• INSTRUCTIONS TO FOLLOW: Images embedded in the records are excluded; print everything else exactly as given.
--- start ---
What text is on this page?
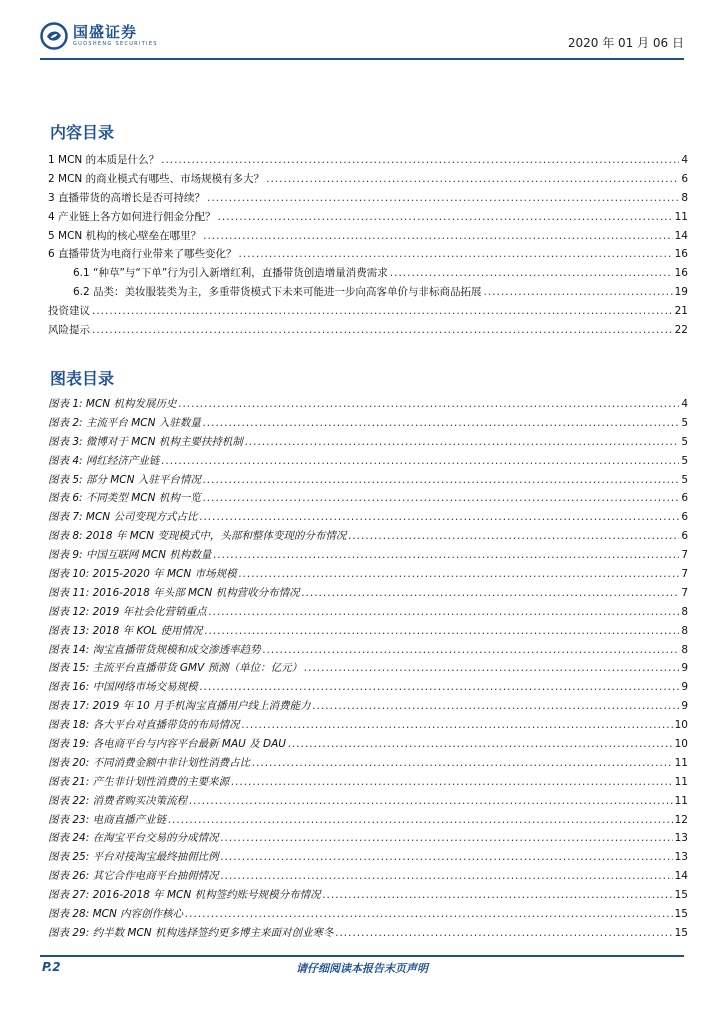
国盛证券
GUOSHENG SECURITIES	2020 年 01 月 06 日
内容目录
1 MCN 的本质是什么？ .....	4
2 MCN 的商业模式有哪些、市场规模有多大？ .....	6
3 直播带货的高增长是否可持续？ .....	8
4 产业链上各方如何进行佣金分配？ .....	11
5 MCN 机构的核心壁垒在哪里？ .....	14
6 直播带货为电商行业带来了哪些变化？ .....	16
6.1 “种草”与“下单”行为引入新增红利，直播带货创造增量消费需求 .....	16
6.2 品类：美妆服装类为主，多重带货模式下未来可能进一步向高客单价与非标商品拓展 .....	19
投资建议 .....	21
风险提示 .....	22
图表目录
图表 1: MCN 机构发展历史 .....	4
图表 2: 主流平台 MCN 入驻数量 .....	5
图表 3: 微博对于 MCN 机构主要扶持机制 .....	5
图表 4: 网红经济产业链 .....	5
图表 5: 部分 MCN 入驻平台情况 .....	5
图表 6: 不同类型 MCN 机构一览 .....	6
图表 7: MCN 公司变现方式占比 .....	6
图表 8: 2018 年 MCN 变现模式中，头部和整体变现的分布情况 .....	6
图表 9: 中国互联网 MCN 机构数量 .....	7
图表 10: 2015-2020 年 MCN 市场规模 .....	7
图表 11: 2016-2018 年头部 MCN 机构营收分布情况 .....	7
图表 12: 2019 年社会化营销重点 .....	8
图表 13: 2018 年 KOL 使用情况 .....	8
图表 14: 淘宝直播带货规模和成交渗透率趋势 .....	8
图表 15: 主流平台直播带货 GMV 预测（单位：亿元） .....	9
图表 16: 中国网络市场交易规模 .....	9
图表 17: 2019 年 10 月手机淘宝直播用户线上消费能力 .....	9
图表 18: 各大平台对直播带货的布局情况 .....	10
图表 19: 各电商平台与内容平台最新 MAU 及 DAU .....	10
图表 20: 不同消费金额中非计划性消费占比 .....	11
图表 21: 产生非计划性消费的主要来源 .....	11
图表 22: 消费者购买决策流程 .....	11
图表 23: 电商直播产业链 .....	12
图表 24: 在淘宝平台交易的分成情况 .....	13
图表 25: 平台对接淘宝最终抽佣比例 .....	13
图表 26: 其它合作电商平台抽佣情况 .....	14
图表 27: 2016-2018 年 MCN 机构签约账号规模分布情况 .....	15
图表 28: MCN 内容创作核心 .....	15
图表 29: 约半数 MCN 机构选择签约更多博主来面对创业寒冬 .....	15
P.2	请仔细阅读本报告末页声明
--- end ---
• CORRECT RESULT:
What text is on this page?
国盛证券
GUOSHENG SECURITIES	2020 年 01 月 06 日
内容目录
1 MCN 的本质是什么？ .....	4
2 MCN 的商业模式有哪些、市场规模有多大？ .....	6
3 直播带货的高增长是否可持续？ .....	8
4 产业链上各方如何进行佣金分配？ .....	11
5 MCN 机构的核心壁垒在哪里？ .....	14
6 直播带货为电商行业带来了哪些变化？ .....	16
6.1 “种草”与“下单”行为引入新增红利，直播带货创造增量消费需求 .....	16
6.2 品类：美妆服装类为主，多重带货模式下未来可能进一步向高客单价与非标商品拓展 .....	19
投资建议 .....	21
风险提示 .....	22
图表目录
图表 1: MCN 机构发展历史 .....	4
图表 2: 主流平台 MCN 入驻数量 .....	5
图表 3: 微博对于 MCN 机构主要扶持机制 .....	5
图表 4: 网红经济产业链 .....	5
图表 5: 部分 MCN 入驻平台情况 .....	5
图表 6: 不同类型 MCN 机构一览 .....	6
图表 7: MCN 公司变现方式占比 .....	6
图表 8: 2018 年 MCN 变现模式中，头部和整体变现的分布情况 .....	6
图表 9: 中国互联网 MCN 机构数量 .....	7
图表 10: 2015-2020 年 MCN 市场规模 .....	7
图表 11: 2016-2018 年头部 MCN 机构营收分布情况 .....	7
图表 12: 2019 年社会化营销重点 .....	8
图表 13: 2018 年 KOL 使用情况 .....	8
图表 14: 淘宝直播带货规模和成交渗透率趋势 .....	8
图表 15: 主流平台直播带货 GMV 预测（单位：亿元） .....	9
图表 16: 中国网络市场交易规模 .....	9
图表 17: 2019 年 10 月手机淘宝直播用户线上消费能力 .....	9
图表 18: 各大平台对直播带货的布局情况 .....	10
图表 19: 各电商平台与内容平台最新 MAU 及 DAU .....	10
图表 20: 不同消费金额中非计划性消费占比 .....	11
图表 21: 产生非计划性消费的主要来源 .....	11
图表 22: 消费者购买决策流程 .....	11
图表 23: 电商直播产业链 .....	12
图表 24: 在淘宝平台交易的分成情况 .....	13
图表 25: 平台对接淘宝最终抽佣比例 .....	13
图表 26: 其它合作电商平台抽佣情况 .....	14
图表 27: 2016-2018 年 MCN 机构签约账号规模分布情况 .....	15
图表 28: MCN 内容创作核心 .....	15
图表 29: 约半数 MCN 机构选择签约更多博主来面对创业寒冬 .....	15
P.2	请仔细阅读本报告末页声明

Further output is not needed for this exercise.